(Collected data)
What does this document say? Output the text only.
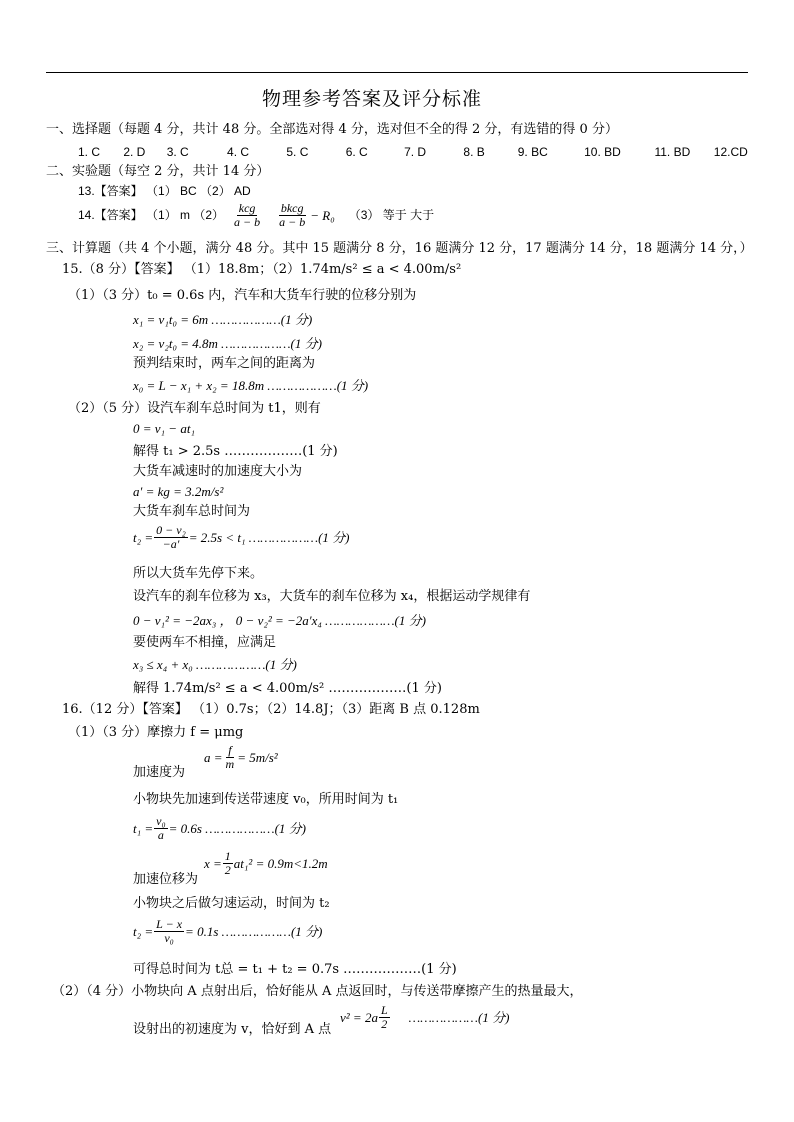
物理参考答案及评分标准
一、选择题（每题 4 分，共计 48 分。全部选对得 4 分，选对但不全的得 2 分，有选错的得 0 分）
1. C 2. D 3. C	4. C	5. C	6. C	7. D	8. B	9. BC	10. BD	11. BD 12.CD
二、实验题（每空 2 分，共计 14 分）
13.【答案】 （1） BC （2） AD
14.【答案】 （1） m $(2) \frac{\text{kcg}}{a - b} \frac{\text{bkcg}}{a - b} - R_0$ （3） 等于 大于
三、计算题（共 4 个小题，满分 48 分。其中 15 题满分 8 分，16 题满分 12 分，17 题满分 14 分，18 题满分 14 分，）
15.（8 分）【答案】 （1）18.8m；（2）1.74m/s² ≤ a < 4.00m/s²
（1）（3 分）t₀ = 0.6s 内，汽车和大货车行驶的位移分别为
x₁ = v₁t₀ = 6m ………………(1 分)
x₂ = v₂t₀ = 4.8m ………………(1 分)
预判结束时，两车之间的距离为
x₀ = L − x₁ + x₂ = 18.8m ………………(1 分)
（2）（5 分）设汽车刹车总时间为 t1，则有
0 = v₁ − at₁
解得 t₁ > 2.5s ………………(1 分)
大货车减速时的加速度大小为
a′ = kg = 3.2m/s²
大货车刹车总时间为
$t_2 = \frac{\text{0 − v₂}}{-a'} = 2.5s < t_1$ ………………(1 分)
所以大货车先停下来。
设汽车的刹车位移为 x₃，大货车的刹车位移为 x₄，根据运动学规律有
0 − v₁² = −2ax₃ ， 0 − v₂² = −2a′x₄ ………………(1 分)
要使两车不相撞，应满足
x₃ ≤ x₄ + x₀ ………………(1 分)
解得 1.74m/s² ≤ a < 4.00m/s² ………………(1 分)
16.（12 分）【答案】 （1）0.7s；（2）14.8J；（3）距离 B 点 0.128m
（1）（3 分）摩擦力 f = μmg
$a = \frac{f}{m} = 5m/s^2$
加速度为
小物块先加速到传送带速度 v₀，所用时间为 t₁
$t_1 = \frac{\text{v₀}}{a} = 0.6s$ ………………(1 分)
$x = \frac{1}{2} at_1^2 = 0.9m<1.2m$
加速位移为
小物块之后做匀速运动，时间为 t₂
$t_2 = \frac{L - x}{\text{v₀}} = 0.1s$ ………………(1 分)
可得总时间为 t总 = t₁ + t₂ = 0.7s ………………(1 分)
（2）（4 分）小物块向 A 点射出后，恰好能从 A 点返回时，与传送带摩擦产生的热量最大，
设射出的初速度为 v，恰好到 A 点
$v^2 = 2a \frac{L}{2}$ ………………(1 分)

EXERCISE »
Say how many lines of the data include the word "frac". Respond with the number alone.

TASK SOLUTION »
7